● What you will do
Check the listing below for lines that hold "Hand". How many are there? Please give only the number.

-- Start Entries --

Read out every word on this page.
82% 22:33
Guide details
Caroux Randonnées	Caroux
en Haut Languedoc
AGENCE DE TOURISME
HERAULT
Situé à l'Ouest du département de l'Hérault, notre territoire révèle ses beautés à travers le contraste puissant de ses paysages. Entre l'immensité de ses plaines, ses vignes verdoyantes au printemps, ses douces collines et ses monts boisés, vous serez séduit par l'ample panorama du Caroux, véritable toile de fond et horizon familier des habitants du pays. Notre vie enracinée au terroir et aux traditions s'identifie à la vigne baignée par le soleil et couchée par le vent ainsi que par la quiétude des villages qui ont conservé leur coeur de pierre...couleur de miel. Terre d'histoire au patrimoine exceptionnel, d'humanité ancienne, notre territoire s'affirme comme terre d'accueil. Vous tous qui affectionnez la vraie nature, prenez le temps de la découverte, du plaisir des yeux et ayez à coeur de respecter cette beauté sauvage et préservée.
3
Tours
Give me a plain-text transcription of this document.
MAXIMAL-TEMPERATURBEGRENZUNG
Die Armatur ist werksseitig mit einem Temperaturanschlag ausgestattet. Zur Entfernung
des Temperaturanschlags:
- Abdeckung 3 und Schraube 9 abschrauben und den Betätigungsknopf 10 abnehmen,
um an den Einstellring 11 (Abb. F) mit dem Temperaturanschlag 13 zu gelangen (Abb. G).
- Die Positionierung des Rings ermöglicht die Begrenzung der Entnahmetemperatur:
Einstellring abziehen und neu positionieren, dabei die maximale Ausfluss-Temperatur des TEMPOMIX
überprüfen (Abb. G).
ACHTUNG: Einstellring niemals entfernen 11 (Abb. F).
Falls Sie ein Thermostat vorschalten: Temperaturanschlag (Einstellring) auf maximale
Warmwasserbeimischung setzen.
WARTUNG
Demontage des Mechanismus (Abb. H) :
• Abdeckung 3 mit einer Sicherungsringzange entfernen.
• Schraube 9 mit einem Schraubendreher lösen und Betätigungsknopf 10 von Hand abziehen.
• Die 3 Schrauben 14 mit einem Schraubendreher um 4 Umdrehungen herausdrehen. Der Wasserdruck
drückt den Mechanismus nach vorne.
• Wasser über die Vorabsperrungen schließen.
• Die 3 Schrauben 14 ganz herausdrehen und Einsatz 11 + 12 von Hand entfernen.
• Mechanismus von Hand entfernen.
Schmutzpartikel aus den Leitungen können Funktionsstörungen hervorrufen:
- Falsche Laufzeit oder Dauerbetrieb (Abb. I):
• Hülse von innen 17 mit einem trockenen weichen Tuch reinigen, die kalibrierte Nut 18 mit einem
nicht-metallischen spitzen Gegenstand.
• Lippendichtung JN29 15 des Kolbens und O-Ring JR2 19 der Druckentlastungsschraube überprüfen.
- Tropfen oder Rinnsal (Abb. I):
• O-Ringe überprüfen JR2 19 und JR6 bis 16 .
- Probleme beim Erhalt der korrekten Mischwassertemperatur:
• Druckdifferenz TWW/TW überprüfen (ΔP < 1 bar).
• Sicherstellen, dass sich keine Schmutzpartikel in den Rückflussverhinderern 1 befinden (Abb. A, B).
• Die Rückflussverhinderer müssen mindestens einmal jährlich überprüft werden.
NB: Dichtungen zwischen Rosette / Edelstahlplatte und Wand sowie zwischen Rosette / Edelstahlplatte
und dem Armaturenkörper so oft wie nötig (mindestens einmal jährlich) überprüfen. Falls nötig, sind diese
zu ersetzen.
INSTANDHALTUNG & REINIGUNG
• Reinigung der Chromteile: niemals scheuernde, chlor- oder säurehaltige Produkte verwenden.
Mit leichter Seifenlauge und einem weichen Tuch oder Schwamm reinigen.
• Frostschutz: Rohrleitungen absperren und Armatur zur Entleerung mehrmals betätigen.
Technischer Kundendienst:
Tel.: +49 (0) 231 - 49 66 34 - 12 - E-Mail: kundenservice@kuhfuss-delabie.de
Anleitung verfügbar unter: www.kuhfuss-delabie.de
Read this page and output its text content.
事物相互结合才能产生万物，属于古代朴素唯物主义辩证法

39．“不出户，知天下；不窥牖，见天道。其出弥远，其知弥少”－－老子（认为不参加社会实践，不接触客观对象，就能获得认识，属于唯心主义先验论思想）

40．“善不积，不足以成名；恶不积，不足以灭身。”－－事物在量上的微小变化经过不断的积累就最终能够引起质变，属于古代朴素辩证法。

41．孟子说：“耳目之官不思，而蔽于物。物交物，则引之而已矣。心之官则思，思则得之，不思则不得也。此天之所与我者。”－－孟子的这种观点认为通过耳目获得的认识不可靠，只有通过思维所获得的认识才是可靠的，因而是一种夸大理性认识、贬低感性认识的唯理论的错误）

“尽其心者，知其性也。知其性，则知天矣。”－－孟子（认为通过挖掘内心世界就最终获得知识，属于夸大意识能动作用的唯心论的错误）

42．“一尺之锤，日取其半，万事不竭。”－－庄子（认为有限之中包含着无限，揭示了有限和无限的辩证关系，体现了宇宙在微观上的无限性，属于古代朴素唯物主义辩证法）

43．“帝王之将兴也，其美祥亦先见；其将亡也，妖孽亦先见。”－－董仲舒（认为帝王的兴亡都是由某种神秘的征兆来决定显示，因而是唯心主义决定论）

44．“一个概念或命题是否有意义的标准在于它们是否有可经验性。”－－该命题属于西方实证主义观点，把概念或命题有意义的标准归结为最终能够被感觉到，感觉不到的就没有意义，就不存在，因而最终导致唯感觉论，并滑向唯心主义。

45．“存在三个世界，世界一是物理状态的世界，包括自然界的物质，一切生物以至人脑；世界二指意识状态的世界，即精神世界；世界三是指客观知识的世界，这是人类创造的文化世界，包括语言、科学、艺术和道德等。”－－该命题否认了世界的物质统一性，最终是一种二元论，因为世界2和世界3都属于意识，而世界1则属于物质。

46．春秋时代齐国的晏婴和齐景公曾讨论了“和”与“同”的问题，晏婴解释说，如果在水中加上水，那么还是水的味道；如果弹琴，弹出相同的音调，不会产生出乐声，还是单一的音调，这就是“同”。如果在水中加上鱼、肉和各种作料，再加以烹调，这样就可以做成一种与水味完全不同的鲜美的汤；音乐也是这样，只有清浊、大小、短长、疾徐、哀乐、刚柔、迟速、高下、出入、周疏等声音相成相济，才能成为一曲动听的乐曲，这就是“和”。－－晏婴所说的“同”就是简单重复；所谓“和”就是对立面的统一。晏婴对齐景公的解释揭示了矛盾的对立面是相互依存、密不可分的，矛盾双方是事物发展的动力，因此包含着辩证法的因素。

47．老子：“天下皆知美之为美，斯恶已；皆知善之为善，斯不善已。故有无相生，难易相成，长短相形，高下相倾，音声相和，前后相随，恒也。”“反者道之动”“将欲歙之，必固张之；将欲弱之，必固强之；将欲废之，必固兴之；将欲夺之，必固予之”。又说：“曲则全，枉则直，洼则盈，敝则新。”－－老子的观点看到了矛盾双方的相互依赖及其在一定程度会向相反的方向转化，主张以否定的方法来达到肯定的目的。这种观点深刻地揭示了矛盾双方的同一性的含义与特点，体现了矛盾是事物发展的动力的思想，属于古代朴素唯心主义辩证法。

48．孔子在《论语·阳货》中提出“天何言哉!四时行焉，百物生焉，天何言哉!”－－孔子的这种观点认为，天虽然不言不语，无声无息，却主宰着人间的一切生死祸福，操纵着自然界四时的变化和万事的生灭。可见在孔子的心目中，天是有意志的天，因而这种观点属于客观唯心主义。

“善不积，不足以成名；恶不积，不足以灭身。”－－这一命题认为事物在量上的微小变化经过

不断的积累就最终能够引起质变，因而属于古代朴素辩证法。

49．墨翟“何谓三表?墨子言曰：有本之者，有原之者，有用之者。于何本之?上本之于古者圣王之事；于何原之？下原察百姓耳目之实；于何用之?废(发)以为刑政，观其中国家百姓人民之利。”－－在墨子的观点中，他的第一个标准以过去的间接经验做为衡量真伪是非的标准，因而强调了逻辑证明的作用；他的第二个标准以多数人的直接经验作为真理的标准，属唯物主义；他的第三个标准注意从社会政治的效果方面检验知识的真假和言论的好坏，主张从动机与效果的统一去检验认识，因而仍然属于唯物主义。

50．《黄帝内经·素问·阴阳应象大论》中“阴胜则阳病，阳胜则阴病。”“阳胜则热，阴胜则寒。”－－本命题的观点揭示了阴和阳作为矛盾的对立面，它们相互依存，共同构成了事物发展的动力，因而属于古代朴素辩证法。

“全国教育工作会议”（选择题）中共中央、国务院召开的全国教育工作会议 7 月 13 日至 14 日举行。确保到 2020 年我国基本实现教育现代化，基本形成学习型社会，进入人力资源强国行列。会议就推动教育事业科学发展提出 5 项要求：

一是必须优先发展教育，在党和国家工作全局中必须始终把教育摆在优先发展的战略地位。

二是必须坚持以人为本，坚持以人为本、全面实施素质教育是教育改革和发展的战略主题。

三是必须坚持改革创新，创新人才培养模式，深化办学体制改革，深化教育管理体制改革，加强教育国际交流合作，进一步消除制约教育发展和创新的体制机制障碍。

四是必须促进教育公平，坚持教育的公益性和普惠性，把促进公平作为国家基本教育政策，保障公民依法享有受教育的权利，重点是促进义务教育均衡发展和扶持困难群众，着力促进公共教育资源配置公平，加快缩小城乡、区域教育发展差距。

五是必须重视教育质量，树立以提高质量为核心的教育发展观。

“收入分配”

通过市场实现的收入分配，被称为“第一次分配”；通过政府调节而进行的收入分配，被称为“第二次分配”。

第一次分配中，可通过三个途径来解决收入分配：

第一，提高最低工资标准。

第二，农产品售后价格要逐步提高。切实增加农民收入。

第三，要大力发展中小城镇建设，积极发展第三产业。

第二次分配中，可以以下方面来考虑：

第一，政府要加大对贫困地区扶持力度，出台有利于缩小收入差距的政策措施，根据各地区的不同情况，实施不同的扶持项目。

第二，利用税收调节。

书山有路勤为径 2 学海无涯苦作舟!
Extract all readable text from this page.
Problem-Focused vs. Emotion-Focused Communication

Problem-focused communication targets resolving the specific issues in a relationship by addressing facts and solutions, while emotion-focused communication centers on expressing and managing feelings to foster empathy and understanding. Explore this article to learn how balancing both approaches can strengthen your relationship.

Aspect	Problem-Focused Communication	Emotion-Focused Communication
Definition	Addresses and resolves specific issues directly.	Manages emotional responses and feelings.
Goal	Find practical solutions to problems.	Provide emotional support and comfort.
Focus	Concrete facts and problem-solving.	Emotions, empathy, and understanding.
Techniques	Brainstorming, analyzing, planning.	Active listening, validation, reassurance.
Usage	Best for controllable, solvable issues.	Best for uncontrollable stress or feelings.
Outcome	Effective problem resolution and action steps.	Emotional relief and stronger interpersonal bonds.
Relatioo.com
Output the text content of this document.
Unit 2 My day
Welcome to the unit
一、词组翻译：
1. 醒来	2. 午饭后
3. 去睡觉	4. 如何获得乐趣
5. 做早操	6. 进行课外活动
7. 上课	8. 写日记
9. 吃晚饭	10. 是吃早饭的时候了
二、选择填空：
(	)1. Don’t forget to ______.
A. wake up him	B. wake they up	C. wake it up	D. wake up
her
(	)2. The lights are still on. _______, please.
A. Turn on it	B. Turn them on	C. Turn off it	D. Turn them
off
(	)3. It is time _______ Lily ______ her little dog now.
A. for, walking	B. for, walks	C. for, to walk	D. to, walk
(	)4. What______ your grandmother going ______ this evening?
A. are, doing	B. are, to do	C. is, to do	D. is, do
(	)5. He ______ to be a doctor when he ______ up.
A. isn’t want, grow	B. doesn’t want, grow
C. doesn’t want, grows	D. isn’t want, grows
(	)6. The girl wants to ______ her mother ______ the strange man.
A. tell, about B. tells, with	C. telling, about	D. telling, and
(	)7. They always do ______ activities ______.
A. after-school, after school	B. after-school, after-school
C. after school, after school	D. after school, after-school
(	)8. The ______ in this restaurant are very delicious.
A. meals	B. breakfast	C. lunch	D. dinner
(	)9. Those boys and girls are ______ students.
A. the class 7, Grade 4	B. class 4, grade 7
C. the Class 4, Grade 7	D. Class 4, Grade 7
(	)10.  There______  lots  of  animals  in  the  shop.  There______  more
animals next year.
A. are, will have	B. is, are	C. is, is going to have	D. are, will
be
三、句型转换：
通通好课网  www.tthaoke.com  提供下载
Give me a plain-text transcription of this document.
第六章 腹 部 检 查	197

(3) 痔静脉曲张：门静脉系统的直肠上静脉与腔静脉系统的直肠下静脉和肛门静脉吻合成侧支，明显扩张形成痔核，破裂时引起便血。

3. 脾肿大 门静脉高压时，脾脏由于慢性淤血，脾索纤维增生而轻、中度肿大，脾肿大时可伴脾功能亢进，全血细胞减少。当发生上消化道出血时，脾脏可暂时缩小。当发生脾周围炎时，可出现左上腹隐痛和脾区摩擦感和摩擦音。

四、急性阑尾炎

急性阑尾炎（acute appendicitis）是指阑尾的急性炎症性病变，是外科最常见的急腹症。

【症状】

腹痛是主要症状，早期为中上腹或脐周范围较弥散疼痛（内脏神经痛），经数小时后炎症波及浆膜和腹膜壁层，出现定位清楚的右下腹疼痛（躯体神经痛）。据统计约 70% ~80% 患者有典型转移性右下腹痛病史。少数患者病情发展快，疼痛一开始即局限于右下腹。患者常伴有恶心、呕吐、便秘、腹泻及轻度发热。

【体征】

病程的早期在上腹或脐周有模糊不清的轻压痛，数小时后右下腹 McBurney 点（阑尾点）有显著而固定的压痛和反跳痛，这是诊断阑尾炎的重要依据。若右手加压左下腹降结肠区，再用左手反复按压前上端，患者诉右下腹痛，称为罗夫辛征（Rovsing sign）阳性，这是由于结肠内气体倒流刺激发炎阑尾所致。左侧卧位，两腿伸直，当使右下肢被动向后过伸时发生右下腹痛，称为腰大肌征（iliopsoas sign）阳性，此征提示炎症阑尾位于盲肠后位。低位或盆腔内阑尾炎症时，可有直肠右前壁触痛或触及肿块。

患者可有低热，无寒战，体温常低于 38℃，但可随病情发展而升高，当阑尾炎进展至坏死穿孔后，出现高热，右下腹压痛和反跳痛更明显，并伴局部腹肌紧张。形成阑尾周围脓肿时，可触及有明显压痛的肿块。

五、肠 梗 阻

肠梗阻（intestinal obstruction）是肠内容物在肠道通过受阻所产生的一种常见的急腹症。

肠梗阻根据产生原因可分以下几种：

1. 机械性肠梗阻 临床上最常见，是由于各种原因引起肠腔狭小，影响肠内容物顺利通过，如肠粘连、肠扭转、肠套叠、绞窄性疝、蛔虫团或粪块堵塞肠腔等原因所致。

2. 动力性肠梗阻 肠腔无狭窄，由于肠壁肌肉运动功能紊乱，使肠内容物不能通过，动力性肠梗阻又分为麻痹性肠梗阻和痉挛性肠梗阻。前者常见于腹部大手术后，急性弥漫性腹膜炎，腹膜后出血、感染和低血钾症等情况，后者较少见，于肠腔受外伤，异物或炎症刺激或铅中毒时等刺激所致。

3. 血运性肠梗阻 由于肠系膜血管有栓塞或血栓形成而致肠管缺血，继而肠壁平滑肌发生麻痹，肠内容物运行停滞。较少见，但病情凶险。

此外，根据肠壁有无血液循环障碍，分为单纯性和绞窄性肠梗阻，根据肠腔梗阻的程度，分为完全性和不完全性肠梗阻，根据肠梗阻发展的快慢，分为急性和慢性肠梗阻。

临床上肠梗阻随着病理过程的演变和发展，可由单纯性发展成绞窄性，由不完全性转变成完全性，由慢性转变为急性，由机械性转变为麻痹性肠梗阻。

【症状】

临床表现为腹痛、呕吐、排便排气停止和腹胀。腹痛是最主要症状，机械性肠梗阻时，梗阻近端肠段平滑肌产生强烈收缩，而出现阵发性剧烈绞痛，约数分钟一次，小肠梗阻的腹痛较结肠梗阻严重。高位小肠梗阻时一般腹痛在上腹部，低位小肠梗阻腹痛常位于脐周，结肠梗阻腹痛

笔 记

-- End Entries --

● In response
3